▸ SET TASK
Give the entries again, word for word.

:: SUPPLIED RECORDS

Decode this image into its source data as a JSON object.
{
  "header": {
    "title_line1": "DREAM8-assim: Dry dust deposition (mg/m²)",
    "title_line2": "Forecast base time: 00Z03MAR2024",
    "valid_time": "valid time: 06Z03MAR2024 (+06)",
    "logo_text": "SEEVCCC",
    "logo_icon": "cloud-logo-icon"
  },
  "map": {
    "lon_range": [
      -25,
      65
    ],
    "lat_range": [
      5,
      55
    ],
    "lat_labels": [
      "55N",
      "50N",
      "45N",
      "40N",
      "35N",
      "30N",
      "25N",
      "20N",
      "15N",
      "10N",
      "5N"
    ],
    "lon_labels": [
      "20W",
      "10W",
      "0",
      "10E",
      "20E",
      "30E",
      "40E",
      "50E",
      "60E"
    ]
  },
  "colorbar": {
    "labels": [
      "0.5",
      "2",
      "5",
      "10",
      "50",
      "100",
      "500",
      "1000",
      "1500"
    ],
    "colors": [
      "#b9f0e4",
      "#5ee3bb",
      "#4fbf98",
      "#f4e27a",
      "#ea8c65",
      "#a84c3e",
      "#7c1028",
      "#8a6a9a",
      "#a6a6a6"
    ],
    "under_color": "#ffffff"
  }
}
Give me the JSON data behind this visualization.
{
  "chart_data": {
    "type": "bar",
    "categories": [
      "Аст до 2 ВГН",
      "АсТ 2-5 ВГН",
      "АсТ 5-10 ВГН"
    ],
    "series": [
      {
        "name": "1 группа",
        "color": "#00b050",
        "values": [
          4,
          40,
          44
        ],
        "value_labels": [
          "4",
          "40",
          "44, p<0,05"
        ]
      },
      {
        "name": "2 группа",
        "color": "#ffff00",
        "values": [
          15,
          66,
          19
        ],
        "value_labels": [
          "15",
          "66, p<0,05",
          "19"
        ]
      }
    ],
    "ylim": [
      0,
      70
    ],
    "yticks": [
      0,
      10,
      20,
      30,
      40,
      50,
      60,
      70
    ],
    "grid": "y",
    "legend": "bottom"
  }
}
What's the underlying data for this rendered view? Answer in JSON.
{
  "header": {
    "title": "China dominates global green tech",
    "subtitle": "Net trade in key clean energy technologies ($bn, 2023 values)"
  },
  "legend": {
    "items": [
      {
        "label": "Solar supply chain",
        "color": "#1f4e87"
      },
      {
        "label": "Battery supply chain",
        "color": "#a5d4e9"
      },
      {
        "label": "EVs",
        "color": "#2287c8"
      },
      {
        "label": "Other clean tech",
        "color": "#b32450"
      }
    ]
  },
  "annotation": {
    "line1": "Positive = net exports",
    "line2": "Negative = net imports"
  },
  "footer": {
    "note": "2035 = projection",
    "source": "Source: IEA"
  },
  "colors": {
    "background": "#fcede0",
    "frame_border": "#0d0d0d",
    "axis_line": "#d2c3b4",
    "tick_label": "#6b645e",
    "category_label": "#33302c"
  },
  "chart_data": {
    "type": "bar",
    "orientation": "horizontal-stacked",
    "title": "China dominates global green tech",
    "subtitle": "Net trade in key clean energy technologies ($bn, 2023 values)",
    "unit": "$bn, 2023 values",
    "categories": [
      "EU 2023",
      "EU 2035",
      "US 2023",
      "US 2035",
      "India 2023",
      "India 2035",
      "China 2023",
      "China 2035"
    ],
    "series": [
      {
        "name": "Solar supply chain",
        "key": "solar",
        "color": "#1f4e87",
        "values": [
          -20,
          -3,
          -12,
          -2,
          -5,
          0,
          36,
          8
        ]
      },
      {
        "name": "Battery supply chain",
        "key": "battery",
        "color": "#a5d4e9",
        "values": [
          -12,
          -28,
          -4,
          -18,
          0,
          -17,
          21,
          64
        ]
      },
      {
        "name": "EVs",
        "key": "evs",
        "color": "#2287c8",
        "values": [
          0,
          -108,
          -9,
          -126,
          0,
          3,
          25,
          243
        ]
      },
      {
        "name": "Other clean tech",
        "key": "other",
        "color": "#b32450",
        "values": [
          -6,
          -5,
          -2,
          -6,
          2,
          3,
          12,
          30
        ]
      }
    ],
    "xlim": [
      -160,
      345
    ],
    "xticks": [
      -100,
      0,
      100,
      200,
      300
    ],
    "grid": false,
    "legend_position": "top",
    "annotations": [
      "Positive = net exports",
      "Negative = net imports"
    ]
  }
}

::::

▸ WRITTEN SOLUTION
Decode this image into its source data as a JSON object.
{
  "header": {
    "title_line1": "DREAM8-assim: Dry dust deposition (mg/m²)",
    "title_line2": "Forecast base time: 00Z03MAR2024",
    "valid_time": "valid time: 06Z03MAR2024 (+06)",
    "logo_text": "SEEVCCC",
    "logo_icon": "cloud-logo-icon"
  },
  "map": {
    "lon_range": [
      -25,
      65
    ],
    "lat_range": [
      5,
      55
    ],
    "lat_labels": [
      "55N",
      "50N",
      "45N",
      "40N",
      "35N",
      "30N",
      "25N",
      "20N",
      "15N",
      "10N",
      "5N"
    ],
    "lon_labels": [
      "20W",
      "10W",
      "0",
      "10E",
      "20E",
      "30E",
      "40E",
      "50E",
      "60E"
    ]
  },
  "colorbar": {
    "labels": [
      "0.5",
      "2",
      "5",
      "10",
      "50",
      "100",
      "500",
      "1000",
      "1500"
    ],
    "colors": [
      "#b9f0e4",
      "#5ee3bb",
      "#4fbf98",
      "#f4e27a",
      "#ea8c65",
      "#a84c3e",
      "#7c1028",
      "#8a6a9a",
      "#a6a6a6"
    ],
    "under_color": "#ffffff"
  }
}
Give me the JSON data behind this visualization.
{
  "chart_data": {
    "type": "bar",
    "categories": [
      "Аст до 2 ВГН",
      "АсТ 2-5 ВГН",
      "АсТ 5-10 ВГН"
    ],
    "series": [
      {
        "name": "1 группа",
        "color": "#00b050",
        "values": [
          4,
          40,
          44
        ],
        "value_labels": [
          "4",
          "40",
          "44, p<0,05"
        ]
      },
      {
        "name": "2 группа",
        "color": "#ffff00",
        "values": [
          15,
          66,
          19
        ],
        "value_labels": [
          "15",
          "66, p<0,05",
          "19"
        ]
      }
    ],
    "ylim": [
      0,
      70
    ],
    "yticks": [
      0,
      10,
      20,
      30,
      40,
      50,
      60,
      70
    ],
    "grid": "y",
    "legend": "bottom"
  }
}
What's the underlying data for this rendered view? Answer in JSON.
{
  "header": {
    "title": "China dominates global green tech",
    "subtitle": "Net trade in key clean energy technologies ($bn, 2023 values)"
  },
  "legend": {
    "items": [
      {
        "label": "Solar supply chain",
        "color": "#1f4e87"
      },
      {
        "label": "Battery supply chain",
        "color": "#a5d4e9"
      },
      {
        "label": "EVs",
        "color": "#2287c8"
      },
      {
        "label": "Other clean tech",
        "color": "#b32450"
      }
    ]
  },
  "annotation": {
    "line1": "Positive = net exports",
    "line2": "Negative = net imports"
  },
  "footer": {
    "note": "2035 = projection",
    "source": "Source: IEA"
  },
  "colors": {
    "background": "#fcede0",
    "frame_border": "#0d0d0d",
    "axis_line": "#d2c3b4",
    "tick_label": "#6b645e",
    "category_label": "#33302c"
  },
  "chart_data": {
    "type": "bar",
    "orientation": "horizontal-stacked",
    "title": "China dominates global green tech",
    "subtitle": "Net trade in key clean energy technologies ($bn, 2023 values)",
    "unit": "$bn, 2023 values",
    "categories": [
      "EU 2023",
      "EU 2035",
      "US 2023",
      "US 2035",
      "India 2023",
      "India 2035",
      "China 2023",
      "China 2035"
    ],
    "series": [
      {
        "name": "Solar supply chain",
        "key": "solar",
        "color": "#1f4e87",
        "values": [
          -20,
          -3,
          -12,
          -2,
          -5,
          0,
          36,
          8
        ]
      },
      {
        "name": "Battery supply chain",
        "key": "battery",
        "color": "#a5d4e9",
        "values": [
          -12,
          -28,
          -4,
          -18,
          0,
          -17,
          21,
          64
        ]
      },
      {
        "name": "EVs",
        "key": "evs",
        "color": "#2287c8",
        "values": [
          0,
          -108,
          -9,
          -126,
          0,
          3,
          25,
          243
        ]
      },
      {
        "name": "Other clean tech",
        "key": "other",
        "color": "#b32450",
        "values": [
          -6,
          -5,
          -2,
          -6,
          2,
          3,
          12,
          30
        ]
      }
    ],
    "xlim": [
      -160,
      345
    ],
    "xticks": [
      -100,
      0,
      100,
      200,
      300
    ],
    "grid": false,
    "legend_position": "top",
    "annotations": [
      "Positive = net exports",
      "Negative = net imports"
    ]
  }
}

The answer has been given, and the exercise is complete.